Passage for review -

Plus
A Python scheduler that watches feeds, dedupes releases, and posts threads as /u/AutoShonenpon.
How everything starts for me
Before this, "programming" to me meant the MATLAB scripts and embedded C I wrote for electrical engineering coursework — loops that solved a problem on the marker's rubric and then never ran again. Software was a tool for getting marks, not a thing you shipped.
The pivot was a Tom Scott video where he wires up the YouTube Data API to rewrite a video's own title with its live view count — the title reads itself back at you. A small, almost silly trick, but it flipped a switch: code could reach out, touch a real service, and leave a visible dent in the world. That was the first time a program of mine had a life outside a submission folder.
Then came the unglamorous half. The service didn't hand out a tidy JSON feed;
the releases came back as protobuf. In the pre-LLM era, as a complete beginner,
reading the wire format by hand, figuring out .proto schemas, learning why
anyone would pick binary over JSON in the first place — that single obstacle
pulled me down another rabbit hole of how the modern web actually talks to itself:
schemas, transport formats, auth flows, the quiet machinery underneath every app
I'd ever used without thinking about.

Your tasks -
**1)** In the programming origin story, what format did the releases come back in instead of a JSON feed?
**2)** Continue the programming origin story from its last sentence.
These rows have no connection to the programming origin story.

[Dataset entries]
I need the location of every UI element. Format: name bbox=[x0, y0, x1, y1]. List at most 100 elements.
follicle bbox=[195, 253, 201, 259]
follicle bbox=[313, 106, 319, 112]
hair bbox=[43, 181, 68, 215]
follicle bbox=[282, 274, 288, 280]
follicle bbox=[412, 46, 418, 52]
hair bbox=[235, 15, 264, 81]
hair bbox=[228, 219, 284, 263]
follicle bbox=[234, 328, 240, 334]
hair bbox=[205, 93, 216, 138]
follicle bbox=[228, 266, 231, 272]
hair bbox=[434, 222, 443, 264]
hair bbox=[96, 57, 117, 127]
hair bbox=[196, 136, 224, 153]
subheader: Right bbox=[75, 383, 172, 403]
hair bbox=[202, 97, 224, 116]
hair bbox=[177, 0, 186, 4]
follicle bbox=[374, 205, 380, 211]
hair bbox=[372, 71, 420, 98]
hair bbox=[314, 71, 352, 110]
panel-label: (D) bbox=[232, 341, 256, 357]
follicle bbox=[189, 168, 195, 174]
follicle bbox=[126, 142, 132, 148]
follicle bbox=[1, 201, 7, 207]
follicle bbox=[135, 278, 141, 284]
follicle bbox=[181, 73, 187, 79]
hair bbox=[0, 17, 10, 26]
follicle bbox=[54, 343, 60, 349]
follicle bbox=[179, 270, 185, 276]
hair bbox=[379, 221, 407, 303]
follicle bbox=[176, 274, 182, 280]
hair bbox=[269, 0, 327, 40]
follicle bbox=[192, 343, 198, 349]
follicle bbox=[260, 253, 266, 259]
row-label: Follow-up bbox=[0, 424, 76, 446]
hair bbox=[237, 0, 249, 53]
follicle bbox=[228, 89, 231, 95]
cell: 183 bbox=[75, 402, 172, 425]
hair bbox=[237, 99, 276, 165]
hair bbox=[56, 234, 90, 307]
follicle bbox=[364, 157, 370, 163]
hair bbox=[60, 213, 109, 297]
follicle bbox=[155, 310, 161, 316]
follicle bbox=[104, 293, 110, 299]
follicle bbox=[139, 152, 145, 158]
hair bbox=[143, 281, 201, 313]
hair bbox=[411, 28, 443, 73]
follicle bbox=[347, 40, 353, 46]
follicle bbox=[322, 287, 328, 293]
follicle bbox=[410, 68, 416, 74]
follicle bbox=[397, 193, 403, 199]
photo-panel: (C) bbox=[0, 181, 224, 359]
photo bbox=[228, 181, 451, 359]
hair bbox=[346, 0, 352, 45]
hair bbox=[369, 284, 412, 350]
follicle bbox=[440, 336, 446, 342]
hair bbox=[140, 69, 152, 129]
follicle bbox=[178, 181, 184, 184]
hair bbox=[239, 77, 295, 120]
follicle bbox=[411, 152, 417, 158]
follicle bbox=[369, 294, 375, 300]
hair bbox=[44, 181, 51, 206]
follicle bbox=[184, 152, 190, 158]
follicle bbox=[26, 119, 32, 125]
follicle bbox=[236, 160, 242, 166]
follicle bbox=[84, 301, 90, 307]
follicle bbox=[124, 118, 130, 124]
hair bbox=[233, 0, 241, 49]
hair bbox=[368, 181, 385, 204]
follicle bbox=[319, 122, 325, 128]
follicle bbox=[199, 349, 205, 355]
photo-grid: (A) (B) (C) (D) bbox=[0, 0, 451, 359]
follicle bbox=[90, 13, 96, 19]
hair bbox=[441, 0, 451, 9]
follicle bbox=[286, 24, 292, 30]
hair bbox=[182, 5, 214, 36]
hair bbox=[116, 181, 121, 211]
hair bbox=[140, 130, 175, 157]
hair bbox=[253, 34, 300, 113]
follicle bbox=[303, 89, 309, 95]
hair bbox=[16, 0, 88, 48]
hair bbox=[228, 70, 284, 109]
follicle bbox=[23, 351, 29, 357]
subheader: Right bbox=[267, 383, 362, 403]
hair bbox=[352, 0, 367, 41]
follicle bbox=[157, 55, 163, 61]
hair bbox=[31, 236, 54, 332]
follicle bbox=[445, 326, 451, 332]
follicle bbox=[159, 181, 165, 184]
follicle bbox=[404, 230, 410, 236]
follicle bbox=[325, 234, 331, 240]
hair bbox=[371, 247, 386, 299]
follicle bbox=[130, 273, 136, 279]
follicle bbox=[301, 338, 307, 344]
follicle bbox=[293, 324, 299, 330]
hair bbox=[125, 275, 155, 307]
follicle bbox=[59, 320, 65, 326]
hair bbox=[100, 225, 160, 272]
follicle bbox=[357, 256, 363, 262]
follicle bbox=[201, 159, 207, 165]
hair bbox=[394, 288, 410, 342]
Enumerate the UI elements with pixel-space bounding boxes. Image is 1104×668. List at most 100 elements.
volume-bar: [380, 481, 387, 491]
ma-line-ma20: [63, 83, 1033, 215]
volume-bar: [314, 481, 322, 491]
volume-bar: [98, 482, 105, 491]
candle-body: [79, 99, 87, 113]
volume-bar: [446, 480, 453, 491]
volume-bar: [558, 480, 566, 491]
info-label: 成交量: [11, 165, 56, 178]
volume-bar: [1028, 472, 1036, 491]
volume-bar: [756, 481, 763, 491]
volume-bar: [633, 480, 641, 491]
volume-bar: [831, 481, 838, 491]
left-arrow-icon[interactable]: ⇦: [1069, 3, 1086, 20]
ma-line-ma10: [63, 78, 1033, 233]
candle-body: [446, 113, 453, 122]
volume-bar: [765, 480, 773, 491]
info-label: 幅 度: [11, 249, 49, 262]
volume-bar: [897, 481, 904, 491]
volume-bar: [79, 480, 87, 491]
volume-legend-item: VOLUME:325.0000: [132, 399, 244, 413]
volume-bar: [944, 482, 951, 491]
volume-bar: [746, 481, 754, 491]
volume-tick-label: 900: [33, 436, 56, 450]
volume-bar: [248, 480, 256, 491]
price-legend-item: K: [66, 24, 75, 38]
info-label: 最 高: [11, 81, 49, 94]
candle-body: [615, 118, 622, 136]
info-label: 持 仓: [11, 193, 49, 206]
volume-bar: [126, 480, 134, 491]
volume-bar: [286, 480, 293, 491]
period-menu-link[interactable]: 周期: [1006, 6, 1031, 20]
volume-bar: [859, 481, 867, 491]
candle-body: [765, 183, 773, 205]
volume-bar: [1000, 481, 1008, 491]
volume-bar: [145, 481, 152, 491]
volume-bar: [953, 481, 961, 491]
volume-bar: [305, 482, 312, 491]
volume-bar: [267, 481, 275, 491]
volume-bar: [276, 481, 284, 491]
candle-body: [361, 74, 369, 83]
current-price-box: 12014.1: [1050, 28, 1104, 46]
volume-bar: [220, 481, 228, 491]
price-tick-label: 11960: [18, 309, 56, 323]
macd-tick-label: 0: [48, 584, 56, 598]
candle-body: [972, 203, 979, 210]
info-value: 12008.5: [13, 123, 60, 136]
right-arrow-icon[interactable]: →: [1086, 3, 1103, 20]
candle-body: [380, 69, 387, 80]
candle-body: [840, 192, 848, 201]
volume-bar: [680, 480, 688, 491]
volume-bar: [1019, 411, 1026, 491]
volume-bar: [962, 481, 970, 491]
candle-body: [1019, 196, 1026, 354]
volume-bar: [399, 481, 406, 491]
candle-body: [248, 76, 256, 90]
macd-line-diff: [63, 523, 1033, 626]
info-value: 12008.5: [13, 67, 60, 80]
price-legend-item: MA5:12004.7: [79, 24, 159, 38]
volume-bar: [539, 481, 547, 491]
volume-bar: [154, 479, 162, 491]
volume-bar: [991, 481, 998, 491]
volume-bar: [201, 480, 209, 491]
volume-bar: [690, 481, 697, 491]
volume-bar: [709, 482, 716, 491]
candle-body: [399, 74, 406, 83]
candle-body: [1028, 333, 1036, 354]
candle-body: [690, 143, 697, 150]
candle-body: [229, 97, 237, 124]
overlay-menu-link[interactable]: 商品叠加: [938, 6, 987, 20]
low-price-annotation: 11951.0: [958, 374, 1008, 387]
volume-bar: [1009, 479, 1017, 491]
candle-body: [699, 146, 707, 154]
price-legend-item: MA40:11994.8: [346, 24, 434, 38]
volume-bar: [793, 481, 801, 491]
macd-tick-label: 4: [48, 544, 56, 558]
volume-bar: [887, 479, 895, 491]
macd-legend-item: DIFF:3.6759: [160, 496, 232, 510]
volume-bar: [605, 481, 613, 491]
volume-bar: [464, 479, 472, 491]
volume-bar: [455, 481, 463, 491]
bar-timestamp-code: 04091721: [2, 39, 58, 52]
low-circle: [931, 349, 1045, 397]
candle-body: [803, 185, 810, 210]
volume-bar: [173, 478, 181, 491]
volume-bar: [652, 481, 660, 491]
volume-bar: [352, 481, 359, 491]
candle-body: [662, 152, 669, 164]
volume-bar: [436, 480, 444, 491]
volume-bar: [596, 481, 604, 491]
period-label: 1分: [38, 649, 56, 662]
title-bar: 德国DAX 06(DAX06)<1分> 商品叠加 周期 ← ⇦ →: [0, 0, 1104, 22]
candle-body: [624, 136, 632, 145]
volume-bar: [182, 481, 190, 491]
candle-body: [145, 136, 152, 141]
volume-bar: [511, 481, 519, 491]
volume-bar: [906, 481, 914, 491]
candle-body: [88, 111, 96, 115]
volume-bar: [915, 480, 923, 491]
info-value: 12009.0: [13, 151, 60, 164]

Answer list -
**1)** Protobuf.

**2)**
Overview
A long-running bot that posts MangaPlus chapter-discussion threads to /r/manga under /u/AutoShonenpon. Structurally inspired by r-anime/holo, reshaped around MangaPlus's protobuf-wrapped release feed instead of a public anime schedule.
What it does
- Polls MangaPlus on a
schedule-driven cadence and decodes the protobuf payloads into release records - Keeps per-series config in YAML (
ruamel.yaml) so adding or retiring a title is a pull request, not a code change - Persists state in SQLite so a crash, a restart, or a bad deploy cannot double-post a chapter
- Submits threads through PRAW with a title template per series, tagged for the subreddit's flair rules
- Exposes a small CLI —
update,edit,setup,-s <subreddit>— so the same binary handles backfill, ops, and day-to-day posting
Notes
The interesting constraint was idempotency across restarts. A chapter feed that re-emits the same release for hours is fine in isolation, but r/manga moderators do not appreciate duplicate threads. The bot treats the SQLite row as the source of truth: a release is considered "posted" only after the Reddit submission round-trips successfully and the row is updated in the same transaction. Any crash between those two points is safe — the next poll sees the feed entry, checks the DB, and moves on.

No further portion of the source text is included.